* Task details
Each line that holds the word "JSON" should be returned.

* Records for this task
%%
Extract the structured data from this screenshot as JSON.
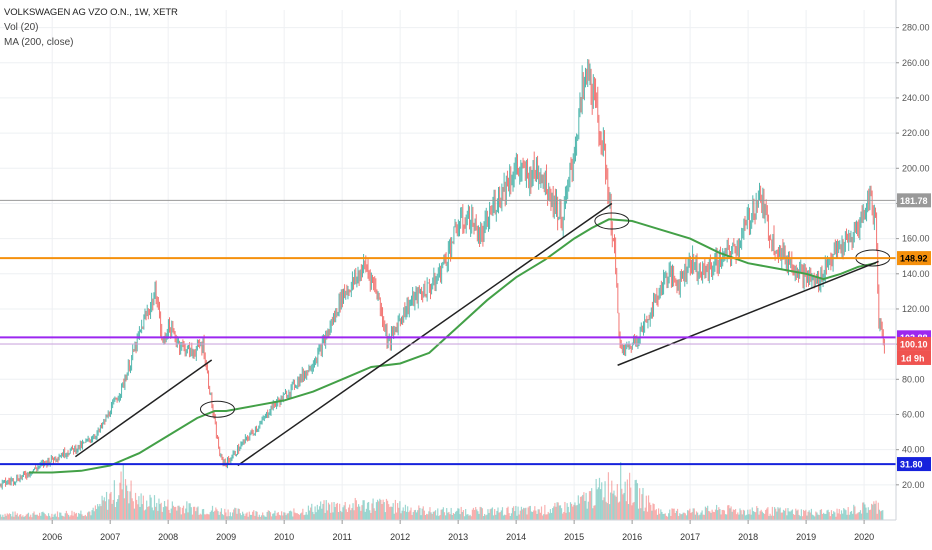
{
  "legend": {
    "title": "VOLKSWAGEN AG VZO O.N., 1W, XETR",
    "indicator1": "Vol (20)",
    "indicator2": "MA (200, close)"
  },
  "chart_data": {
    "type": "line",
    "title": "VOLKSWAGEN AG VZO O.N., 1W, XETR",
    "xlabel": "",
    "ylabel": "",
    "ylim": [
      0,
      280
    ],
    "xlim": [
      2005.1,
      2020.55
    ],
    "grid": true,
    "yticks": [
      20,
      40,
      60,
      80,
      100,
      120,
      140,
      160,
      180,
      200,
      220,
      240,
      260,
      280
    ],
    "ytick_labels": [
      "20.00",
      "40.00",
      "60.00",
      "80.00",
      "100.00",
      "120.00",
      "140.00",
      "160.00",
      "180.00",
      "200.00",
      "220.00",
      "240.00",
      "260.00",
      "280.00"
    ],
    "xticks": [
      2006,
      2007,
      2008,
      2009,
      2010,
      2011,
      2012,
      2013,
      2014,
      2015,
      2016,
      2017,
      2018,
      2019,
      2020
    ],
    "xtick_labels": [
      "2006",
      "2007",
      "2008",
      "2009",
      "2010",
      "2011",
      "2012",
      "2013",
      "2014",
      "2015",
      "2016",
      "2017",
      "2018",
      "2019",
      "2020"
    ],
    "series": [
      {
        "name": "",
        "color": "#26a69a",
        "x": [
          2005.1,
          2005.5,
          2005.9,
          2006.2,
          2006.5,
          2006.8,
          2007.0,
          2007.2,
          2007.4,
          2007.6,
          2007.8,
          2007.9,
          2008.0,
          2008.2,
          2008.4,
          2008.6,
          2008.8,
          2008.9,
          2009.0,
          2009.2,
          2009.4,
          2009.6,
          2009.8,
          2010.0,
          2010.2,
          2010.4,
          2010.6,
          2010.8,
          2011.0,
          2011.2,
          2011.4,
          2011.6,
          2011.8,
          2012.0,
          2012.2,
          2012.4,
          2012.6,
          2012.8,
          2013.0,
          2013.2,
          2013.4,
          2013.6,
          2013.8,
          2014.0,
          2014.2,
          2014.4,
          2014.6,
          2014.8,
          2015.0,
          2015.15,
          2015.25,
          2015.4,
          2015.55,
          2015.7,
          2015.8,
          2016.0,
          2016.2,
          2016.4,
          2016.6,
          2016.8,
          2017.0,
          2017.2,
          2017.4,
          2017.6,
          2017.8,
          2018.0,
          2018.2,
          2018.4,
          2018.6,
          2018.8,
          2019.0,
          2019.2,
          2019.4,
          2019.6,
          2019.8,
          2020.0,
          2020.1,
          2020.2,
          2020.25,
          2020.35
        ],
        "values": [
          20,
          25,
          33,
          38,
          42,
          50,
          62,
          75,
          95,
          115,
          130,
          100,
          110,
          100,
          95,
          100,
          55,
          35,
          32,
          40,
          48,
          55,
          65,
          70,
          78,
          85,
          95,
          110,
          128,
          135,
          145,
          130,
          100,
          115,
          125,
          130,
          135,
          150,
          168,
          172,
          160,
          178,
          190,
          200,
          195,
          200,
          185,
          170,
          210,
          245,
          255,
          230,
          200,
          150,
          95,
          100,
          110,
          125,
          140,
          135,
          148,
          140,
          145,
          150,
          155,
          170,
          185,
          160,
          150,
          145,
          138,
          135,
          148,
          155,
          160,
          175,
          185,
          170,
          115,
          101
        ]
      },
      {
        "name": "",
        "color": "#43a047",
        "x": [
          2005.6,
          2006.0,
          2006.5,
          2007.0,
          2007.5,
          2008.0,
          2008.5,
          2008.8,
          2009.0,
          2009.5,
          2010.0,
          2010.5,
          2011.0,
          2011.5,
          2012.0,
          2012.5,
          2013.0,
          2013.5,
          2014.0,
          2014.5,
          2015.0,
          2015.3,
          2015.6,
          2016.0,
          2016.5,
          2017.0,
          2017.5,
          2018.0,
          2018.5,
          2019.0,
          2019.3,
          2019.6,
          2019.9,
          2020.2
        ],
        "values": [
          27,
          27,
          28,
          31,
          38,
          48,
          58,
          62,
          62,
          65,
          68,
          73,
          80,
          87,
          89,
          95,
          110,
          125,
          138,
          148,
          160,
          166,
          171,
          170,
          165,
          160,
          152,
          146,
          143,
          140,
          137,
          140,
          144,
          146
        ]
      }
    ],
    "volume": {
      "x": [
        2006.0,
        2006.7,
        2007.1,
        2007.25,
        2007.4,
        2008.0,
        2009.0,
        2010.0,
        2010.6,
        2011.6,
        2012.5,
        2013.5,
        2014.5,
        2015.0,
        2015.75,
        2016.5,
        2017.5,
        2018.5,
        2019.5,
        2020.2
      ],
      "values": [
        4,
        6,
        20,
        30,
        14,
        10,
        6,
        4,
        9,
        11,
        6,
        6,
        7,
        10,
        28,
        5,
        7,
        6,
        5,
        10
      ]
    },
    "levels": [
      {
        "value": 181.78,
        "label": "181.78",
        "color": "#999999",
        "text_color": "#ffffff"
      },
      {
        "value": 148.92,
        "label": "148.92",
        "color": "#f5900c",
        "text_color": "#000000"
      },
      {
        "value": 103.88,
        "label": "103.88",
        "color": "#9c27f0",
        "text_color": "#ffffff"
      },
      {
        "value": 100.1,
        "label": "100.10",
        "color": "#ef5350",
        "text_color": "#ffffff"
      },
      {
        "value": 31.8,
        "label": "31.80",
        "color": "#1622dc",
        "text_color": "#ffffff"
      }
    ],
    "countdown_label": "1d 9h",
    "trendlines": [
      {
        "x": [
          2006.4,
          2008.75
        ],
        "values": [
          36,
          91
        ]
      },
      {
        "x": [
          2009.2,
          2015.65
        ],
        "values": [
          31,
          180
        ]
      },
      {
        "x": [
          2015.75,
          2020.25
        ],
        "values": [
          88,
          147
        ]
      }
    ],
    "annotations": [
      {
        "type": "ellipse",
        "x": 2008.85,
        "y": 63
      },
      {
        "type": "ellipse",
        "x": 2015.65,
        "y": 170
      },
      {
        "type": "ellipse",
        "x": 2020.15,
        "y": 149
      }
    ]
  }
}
%%
%%
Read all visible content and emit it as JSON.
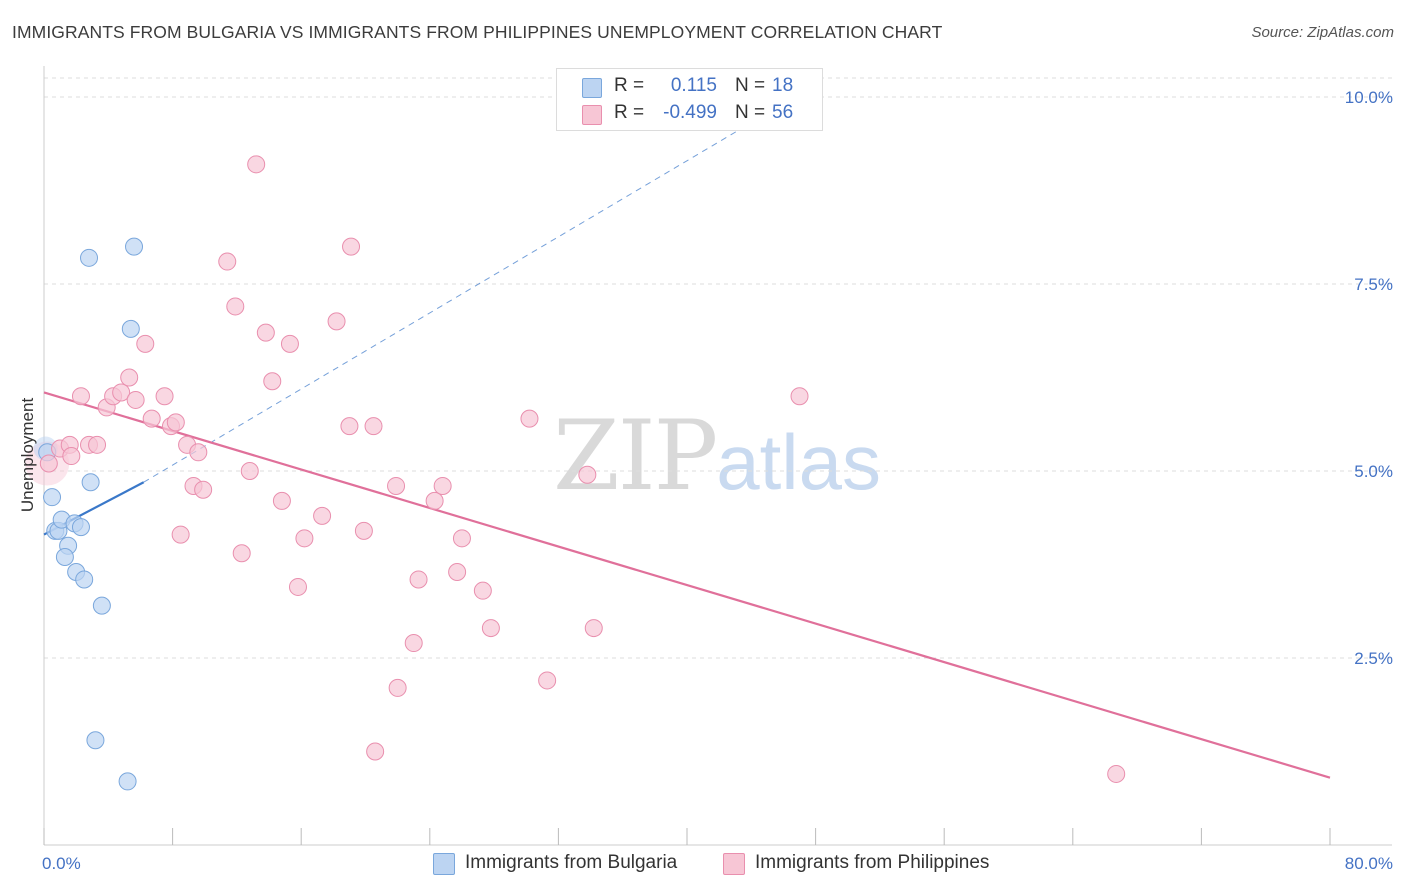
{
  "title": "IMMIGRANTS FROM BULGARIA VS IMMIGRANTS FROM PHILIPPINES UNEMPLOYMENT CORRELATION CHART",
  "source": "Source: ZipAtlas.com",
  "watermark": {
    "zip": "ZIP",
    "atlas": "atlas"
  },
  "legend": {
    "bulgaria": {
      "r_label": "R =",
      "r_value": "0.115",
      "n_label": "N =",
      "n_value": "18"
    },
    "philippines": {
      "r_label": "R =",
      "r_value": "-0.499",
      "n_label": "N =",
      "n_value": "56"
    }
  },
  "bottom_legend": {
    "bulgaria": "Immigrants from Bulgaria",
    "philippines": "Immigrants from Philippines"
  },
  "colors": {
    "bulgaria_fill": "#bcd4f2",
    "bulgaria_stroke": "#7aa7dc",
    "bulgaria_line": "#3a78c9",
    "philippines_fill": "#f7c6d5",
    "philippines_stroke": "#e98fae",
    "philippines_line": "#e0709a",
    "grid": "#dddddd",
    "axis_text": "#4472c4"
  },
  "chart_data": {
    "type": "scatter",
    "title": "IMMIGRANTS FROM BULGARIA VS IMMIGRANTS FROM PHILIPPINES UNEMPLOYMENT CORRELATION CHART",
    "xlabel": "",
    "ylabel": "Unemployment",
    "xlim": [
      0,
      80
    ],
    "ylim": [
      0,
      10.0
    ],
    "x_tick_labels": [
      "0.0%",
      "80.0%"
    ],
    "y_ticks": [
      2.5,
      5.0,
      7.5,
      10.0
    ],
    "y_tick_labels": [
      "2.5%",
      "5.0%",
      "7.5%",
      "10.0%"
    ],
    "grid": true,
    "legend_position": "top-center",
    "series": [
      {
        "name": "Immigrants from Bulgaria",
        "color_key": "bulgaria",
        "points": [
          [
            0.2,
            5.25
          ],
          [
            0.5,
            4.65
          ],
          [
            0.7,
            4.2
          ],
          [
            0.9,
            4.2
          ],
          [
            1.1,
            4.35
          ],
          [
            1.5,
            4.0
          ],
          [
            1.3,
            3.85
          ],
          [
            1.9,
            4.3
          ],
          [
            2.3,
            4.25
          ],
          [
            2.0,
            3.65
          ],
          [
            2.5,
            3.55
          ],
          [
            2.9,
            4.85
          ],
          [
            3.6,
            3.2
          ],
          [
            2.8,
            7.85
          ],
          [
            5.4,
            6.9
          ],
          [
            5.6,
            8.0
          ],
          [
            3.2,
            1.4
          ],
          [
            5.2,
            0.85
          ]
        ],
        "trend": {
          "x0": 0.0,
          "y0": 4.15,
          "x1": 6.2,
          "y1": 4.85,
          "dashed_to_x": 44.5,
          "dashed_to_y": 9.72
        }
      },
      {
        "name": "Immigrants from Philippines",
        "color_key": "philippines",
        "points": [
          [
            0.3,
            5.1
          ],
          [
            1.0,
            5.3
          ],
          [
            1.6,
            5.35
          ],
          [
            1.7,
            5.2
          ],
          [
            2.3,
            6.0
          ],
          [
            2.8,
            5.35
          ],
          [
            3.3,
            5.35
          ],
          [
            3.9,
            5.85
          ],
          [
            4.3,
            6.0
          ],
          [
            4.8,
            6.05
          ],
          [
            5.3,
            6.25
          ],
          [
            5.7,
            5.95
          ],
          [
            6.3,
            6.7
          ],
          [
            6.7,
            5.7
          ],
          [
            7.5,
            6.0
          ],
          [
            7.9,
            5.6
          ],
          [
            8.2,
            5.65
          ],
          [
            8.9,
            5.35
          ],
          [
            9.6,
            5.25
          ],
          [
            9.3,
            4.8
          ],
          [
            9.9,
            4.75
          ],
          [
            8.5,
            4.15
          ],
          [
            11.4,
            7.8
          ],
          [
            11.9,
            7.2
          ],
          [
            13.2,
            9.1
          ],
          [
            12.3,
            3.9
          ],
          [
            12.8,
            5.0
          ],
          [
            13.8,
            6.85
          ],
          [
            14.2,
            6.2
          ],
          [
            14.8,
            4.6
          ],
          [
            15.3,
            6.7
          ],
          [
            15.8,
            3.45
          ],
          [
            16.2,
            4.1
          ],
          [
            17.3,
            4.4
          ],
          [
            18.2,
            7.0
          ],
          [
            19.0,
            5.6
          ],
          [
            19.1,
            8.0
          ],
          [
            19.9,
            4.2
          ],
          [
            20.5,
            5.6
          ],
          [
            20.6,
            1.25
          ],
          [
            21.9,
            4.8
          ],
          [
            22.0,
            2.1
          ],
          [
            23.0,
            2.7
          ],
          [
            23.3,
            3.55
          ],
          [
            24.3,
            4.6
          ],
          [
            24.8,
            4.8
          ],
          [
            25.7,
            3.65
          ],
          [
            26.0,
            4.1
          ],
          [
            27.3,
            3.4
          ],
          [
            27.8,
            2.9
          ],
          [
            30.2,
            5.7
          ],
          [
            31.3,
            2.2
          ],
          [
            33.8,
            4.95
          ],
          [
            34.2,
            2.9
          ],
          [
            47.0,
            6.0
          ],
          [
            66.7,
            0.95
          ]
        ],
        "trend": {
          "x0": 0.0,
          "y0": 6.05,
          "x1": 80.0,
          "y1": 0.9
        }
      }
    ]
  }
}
%%
* Solution for this problem
Extract the structured data from this screenshot as JSON.
Read all visible content and emit it as JSON.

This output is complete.